** begin ROWS **
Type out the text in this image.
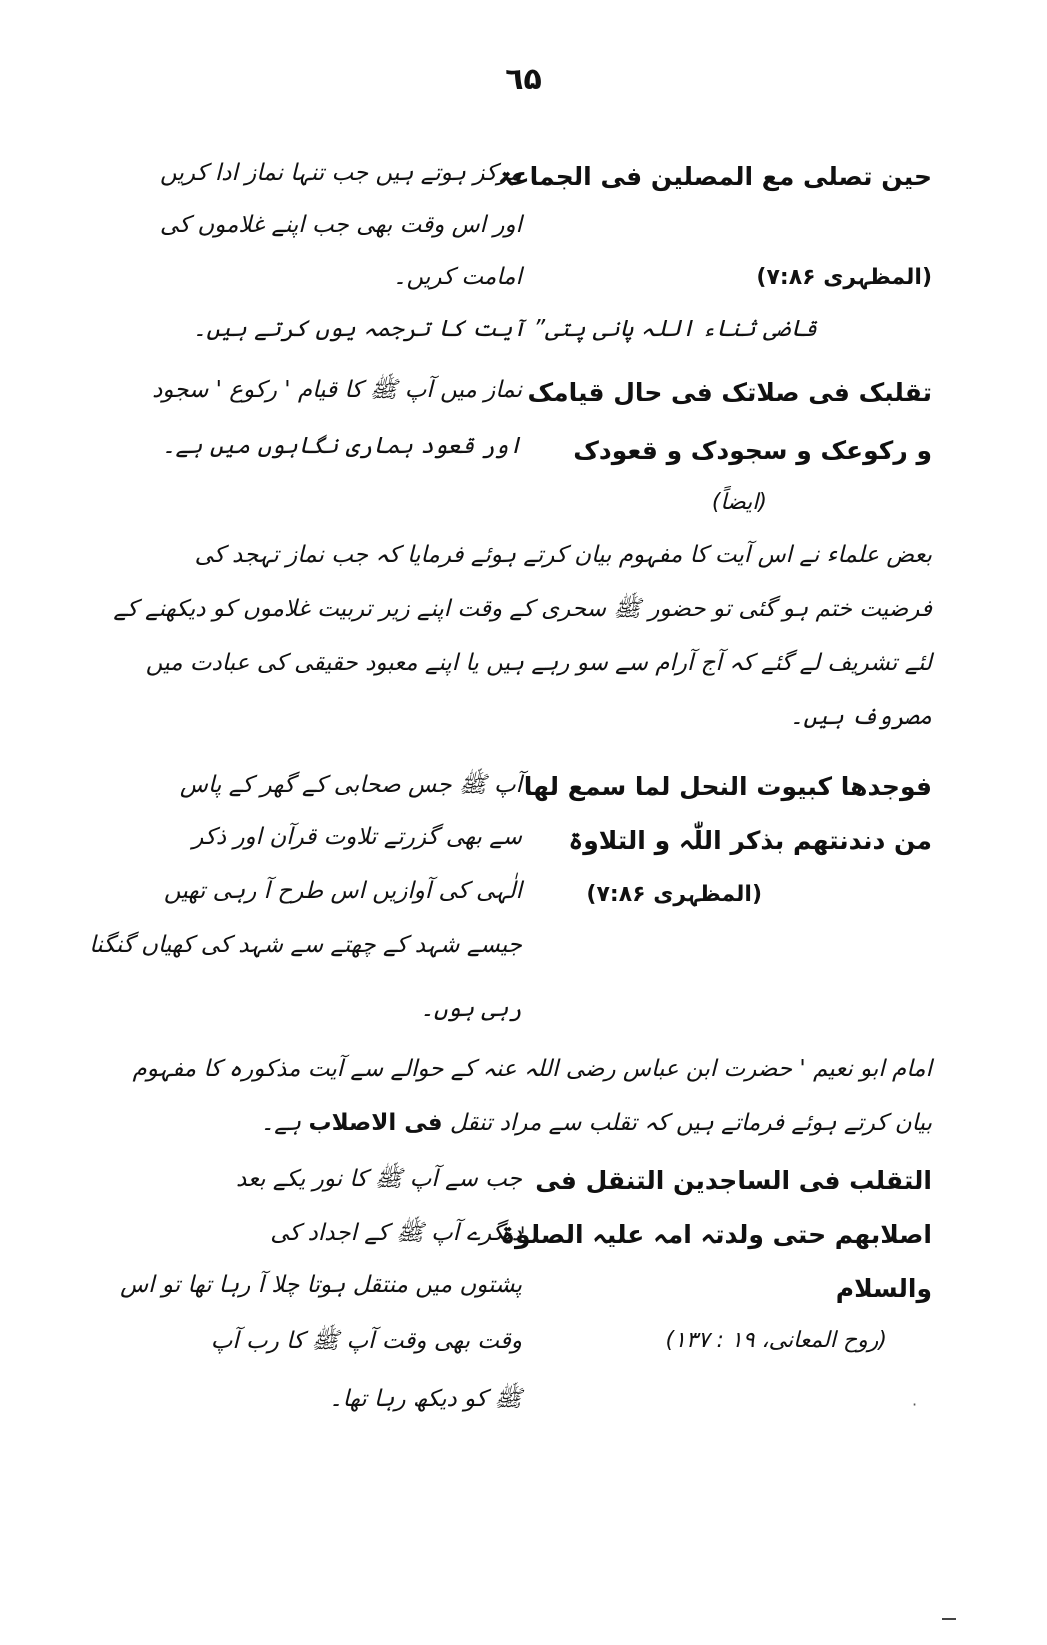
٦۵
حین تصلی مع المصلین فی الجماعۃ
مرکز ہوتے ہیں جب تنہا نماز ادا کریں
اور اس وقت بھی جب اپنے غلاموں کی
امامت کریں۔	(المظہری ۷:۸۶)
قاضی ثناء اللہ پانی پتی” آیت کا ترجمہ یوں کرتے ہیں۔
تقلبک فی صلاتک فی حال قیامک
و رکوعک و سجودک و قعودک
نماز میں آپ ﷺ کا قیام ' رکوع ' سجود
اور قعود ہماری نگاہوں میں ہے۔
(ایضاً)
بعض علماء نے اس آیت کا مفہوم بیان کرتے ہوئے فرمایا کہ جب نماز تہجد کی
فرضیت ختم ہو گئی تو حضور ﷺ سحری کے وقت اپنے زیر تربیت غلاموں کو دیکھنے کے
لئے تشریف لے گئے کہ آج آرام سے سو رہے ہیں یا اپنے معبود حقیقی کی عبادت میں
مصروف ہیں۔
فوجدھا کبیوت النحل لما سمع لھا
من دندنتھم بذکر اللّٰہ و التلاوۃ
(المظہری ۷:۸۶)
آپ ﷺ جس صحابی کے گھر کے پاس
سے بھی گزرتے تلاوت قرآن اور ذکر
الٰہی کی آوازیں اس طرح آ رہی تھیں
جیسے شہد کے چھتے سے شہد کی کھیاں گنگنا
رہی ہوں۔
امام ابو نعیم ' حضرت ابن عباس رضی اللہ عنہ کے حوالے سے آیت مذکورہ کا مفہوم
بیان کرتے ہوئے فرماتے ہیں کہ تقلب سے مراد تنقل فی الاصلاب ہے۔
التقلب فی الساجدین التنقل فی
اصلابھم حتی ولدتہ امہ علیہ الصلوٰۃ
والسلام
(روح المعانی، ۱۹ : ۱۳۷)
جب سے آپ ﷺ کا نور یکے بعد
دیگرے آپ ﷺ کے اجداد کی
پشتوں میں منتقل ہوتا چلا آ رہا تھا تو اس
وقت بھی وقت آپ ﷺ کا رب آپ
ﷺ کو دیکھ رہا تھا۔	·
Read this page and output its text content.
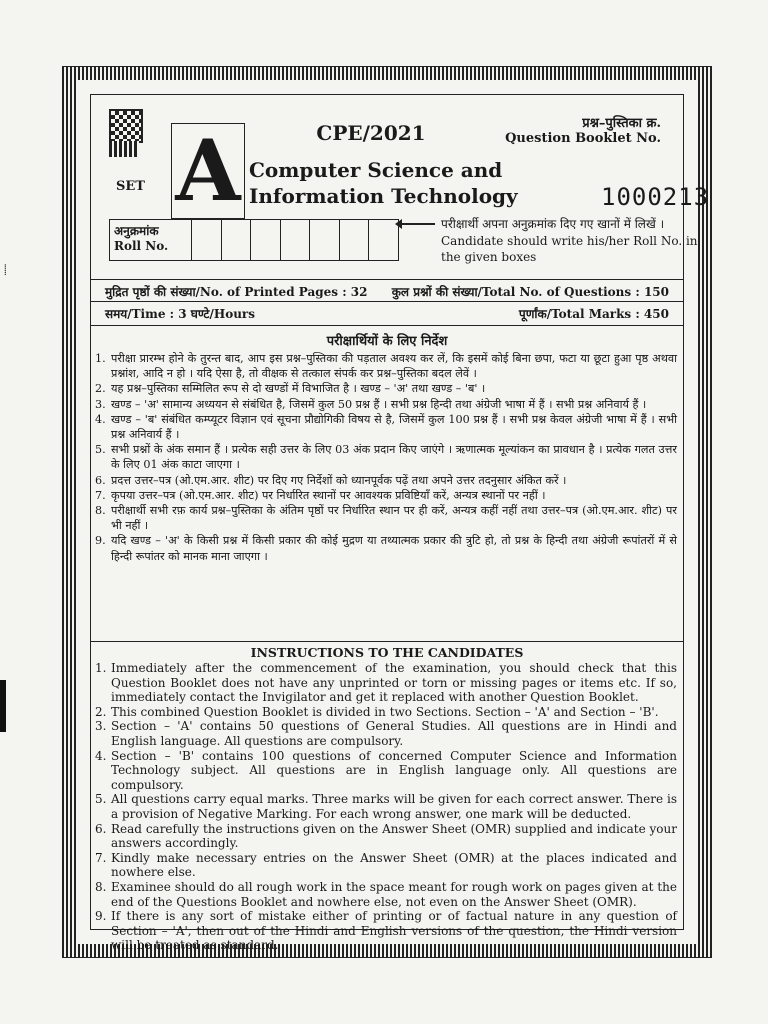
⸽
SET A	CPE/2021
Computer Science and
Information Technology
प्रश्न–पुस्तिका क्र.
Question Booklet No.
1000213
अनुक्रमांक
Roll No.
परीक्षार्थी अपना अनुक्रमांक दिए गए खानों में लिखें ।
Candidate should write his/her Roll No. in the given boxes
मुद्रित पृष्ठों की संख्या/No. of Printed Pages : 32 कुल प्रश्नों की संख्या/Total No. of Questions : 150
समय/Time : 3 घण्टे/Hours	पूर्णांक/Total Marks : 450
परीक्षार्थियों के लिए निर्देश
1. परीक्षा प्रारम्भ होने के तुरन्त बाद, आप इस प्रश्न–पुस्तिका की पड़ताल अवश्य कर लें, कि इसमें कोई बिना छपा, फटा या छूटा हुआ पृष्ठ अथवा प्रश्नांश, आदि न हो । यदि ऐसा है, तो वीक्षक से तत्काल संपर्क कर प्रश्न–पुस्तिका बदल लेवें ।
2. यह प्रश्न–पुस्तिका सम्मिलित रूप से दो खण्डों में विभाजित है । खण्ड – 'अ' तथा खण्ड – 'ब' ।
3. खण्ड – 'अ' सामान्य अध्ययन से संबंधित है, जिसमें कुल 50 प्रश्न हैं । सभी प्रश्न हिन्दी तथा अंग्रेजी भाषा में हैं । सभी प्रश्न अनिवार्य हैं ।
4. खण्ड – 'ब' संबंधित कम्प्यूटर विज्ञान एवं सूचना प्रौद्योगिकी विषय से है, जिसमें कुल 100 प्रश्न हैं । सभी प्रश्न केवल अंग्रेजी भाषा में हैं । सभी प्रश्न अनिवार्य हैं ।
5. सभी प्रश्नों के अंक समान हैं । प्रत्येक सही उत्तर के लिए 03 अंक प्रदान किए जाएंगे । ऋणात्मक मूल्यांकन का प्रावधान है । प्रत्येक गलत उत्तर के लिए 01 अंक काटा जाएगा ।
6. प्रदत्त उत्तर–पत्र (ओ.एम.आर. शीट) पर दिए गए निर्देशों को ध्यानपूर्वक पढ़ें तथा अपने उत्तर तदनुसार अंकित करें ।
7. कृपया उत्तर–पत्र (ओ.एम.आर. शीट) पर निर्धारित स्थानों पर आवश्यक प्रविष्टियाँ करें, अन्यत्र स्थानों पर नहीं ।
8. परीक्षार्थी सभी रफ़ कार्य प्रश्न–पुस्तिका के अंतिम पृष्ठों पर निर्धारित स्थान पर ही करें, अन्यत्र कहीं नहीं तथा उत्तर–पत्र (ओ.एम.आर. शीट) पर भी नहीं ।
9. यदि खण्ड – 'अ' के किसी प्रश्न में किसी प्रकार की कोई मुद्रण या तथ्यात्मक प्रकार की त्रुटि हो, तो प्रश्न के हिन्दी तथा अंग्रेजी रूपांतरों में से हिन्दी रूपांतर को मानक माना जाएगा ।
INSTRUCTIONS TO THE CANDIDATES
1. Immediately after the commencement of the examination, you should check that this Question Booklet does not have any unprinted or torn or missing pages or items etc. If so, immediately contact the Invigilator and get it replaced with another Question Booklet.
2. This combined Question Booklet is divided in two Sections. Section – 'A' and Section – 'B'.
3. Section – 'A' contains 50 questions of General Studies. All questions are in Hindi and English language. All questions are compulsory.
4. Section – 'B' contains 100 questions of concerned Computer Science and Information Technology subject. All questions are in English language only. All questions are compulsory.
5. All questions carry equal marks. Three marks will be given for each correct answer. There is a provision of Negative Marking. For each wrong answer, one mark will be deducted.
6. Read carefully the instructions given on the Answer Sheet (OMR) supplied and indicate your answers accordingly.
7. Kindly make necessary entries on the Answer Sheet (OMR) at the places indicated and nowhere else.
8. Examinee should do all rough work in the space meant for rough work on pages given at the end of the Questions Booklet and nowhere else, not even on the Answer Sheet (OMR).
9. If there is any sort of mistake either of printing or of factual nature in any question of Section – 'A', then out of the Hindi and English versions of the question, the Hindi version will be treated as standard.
** end ROWS **
### [EXERCISE GOAL]
Select and copy every line of the material that holds the string "Total".

### [OUTPUT BELOW]
मुद्रित पृष्ठों की संख्या/No. of Printed Pages : 32 कुल प्रश्नों की संख्या/Total No. of Questions : 150
समय/Time : 3 घण्टे/Hours	पूर्णांक/Total Marks : 450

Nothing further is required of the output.